* GIVEN DATA
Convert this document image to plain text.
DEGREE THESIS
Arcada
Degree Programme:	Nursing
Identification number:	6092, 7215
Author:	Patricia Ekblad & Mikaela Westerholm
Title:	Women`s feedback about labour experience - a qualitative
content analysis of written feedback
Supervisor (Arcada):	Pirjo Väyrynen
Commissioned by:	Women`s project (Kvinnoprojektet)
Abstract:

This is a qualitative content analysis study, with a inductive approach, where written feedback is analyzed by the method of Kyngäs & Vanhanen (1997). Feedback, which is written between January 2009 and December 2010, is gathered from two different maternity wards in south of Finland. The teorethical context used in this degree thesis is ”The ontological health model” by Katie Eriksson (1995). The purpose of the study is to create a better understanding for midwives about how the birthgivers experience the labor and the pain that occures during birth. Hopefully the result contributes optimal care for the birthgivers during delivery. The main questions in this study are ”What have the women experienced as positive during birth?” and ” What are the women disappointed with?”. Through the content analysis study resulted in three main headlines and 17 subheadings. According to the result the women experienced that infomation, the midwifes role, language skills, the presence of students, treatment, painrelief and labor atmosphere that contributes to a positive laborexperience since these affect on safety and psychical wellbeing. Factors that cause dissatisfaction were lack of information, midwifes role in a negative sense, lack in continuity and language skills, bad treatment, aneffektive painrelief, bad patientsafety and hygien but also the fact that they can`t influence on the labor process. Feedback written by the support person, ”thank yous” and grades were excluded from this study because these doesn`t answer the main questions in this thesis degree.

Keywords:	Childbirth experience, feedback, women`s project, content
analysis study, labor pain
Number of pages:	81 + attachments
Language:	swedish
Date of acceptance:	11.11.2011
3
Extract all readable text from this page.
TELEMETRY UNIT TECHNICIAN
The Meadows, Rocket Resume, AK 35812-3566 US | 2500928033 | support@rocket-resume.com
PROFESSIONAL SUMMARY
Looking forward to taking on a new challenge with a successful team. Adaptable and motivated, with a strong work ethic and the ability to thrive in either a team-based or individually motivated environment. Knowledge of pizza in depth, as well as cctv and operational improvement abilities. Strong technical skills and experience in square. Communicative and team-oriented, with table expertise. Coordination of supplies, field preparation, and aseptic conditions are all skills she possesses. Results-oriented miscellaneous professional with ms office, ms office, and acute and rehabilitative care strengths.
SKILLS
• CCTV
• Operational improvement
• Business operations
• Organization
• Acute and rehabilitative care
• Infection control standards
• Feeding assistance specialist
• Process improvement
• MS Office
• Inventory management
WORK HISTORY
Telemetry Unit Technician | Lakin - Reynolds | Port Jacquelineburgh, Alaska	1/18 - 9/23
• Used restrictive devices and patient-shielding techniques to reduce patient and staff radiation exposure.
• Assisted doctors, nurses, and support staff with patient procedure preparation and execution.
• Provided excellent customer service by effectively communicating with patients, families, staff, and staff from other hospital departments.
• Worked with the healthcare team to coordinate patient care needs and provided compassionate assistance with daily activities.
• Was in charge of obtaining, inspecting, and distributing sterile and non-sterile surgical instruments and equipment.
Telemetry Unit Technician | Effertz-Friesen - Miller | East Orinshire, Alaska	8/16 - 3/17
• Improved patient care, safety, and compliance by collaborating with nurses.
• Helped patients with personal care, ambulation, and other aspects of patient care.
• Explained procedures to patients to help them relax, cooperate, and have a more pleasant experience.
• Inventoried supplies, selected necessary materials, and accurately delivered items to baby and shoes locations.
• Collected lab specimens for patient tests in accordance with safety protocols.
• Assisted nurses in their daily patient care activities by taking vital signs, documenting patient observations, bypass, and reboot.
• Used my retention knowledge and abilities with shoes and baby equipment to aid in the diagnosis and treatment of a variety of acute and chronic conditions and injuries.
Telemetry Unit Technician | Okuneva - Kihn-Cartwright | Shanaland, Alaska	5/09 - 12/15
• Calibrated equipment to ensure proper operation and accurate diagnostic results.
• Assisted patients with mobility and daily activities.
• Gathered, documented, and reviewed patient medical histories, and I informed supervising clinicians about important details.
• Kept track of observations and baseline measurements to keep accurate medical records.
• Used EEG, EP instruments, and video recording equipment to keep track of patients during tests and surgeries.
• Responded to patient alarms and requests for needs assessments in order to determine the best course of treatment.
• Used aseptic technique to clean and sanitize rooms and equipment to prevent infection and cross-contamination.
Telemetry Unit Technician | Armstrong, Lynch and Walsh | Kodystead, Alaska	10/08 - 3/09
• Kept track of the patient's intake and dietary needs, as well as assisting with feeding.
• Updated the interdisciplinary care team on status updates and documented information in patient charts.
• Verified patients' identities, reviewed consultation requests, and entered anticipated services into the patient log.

* INSTRUCTIONS TO FOLLOW
So that nothing is lost, transcribe each entry exactly as written.

* ANSWER SECTION
Convert this document image to plain text.
DEGREE THESIS
Arcada
Degree Programme:	Nursing
Identification number:	6092, 7215
Author:	Patricia Ekblad & Mikaela Westerholm
Title:	Women`s feedback about labour experience - a qualitative
content analysis of written feedback
Supervisor (Arcada):	Pirjo Väyrynen
Commissioned by:	Women`s project (Kvinnoprojektet)
Abstract:

This is a qualitative content analysis study, with a inductive approach, where written feedback is analyzed by the method of Kyngäs & Vanhanen (1997). Feedback, which is written between January 2009 and December 2010, is gathered from two different maternity wards in south of Finland. The teorethical context used in this degree thesis is ”The ontological health model” by Katie Eriksson (1995). The purpose of the study is to create a better understanding for midwives about how the birthgivers experience the labor and the pain that occures during birth. Hopefully the result contributes optimal care for the birthgivers during delivery. The main questions in this study are ”What have the women experienced as positive during birth?” and ” What are the women disappointed with?”. Through the content analysis study resulted in three main headlines and 17 subheadings. According to the result the women experienced that infomation, the midwifes role, language skills, the presence of students, treatment, painrelief and labor atmosphere that contributes to a positive laborexperience since these affect on safety and psychical wellbeing. Factors that cause dissatisfaction were lack of information, midwifes role in a negative sense, lack in continuity and language skills, bad treatment, aneffektive painrelief, bad patientsafety and hygien but also the fact that they can`t influence on the labor process. Feedback written by the support person, ”thank yous” and grades were excluded from this study because these doesn`t answer the main questions in this thesis degree.

Keywords:	Childbirth experience, feedback, women`s project, content
analysis study, labor pain
Number of pages:	81 + attachments
Language:	swedish
Date of acceptance:	11.11.2011
3
Extract all readable text from this page.
TELEMETRY UNIT TECHNICIAN
The Meadows, Rocket Resume, AK 35812-3566 US | 2500928033 | support@rocket-resume.com
PROFESSIONAL SUMMARY
Looking forward to taking on a new challenge with a successful team. Adaptable and motivated, with a strong work ethic and the ability to thrive in either a team-based or individually motivated environment. Knowledge of pizza in depth, as well as cctv and operational improvement abilities. Strong technical skills and experience in square. Communicative and team-oriented, with table expertise. Coordination of supplies, field preparation, and aseptic conditions are all skills she possesses. Results-oriented miscellaneous professional with ms office, ms office, and acute and rehabilitative care strengths.
SKILLS
• CCTV
• Operational improvement
• Business operations
• Organization
• Acute and rehabilitative care
• Infection control standards
• Feeding assistance specialist
• Process improvement
• MS Office
• Inventory management
WORK HISTORY
Telemetry Unit Technician | Lakin - Reynolds | Port Jacquelineburgh, Alaska	1/18 - 9/23
• Used restrictive devices and patient-shielding techniques to reduce patient and staff radiation exposure.
• Assisted doctors, nurses, and support staff with patient procedure preparation and execution.
• Provided excellent customer service by effectively communicating with patients, families, staff, and staff from other hospital departments.
• Worked with the healthcare team to coordinate patient care needs and provided compassionate assistance with daily activities.
• Was in charge of obtaining, inspecting, and distributing sterile and non-sterile surgical instruments and equipment.
Telemetry Unit Technician | Effertz-Friesen - Miller | East Orinshire, Alaska	8/16 - 3/17
• Improved patient care, safety, and compliance by collaborating with nurses.
• Helped patients with personal care, ambulation, and other aspects of patient care.
• Explained procedures to patients to help them relax, cooperate, and have a more pleasant experience.
• Inventoried supplies, selected necessary materials, and accurately delivered items to baby and shoes locations.
• Collected lab specimens for patient tests in accordance with safety protocols.
• Assisted nurses in their daily patient care activities by taking vital signs, documenting patient observations, bypass, and reboot.
• Used my retention knowledge and abilities with shoes and baby equipment to aid in the diagnosis and treatment of a variety of acute and chronic conditions and injuries.
Telemetry Unit Technician | Okuneva - Kihn-Cartwright | Shanaland, Alaska	5/09 - 12/15
• Calibrated equipment to ensure proper operation and accurate diagnostic results.
• Assisted patients with mobility and daily activities.
• Gathered, documented, and reviewed patient medical histories, and I informed supervising clinicians about important details.
• Kept track of observations and baseline measurements to keep accurate medical records.
• Used EEG, EP instruments, and video recording equipment to keep track of patients during tests and surgeries.
• Responded to patient alarms and requests for needs assessments in order to determine the best course of treatment.
• Used aseptic technique to clean and sanitize rooms and equipment to prevent infection and cross-contamination.
Telemetry Unit Technician | Armstrong, Lynch and Walsh | Kodystead, Alaska	10/08 - 3/09
• Kept track of the patient's intake and dietary needs, as well as assisting with feeding.
• Updated the interdisciplinary care team on status updates and documented information in patient charts.
• Verified patients' identities, reviewed consultation requests, and entered anticipated services into the patient log.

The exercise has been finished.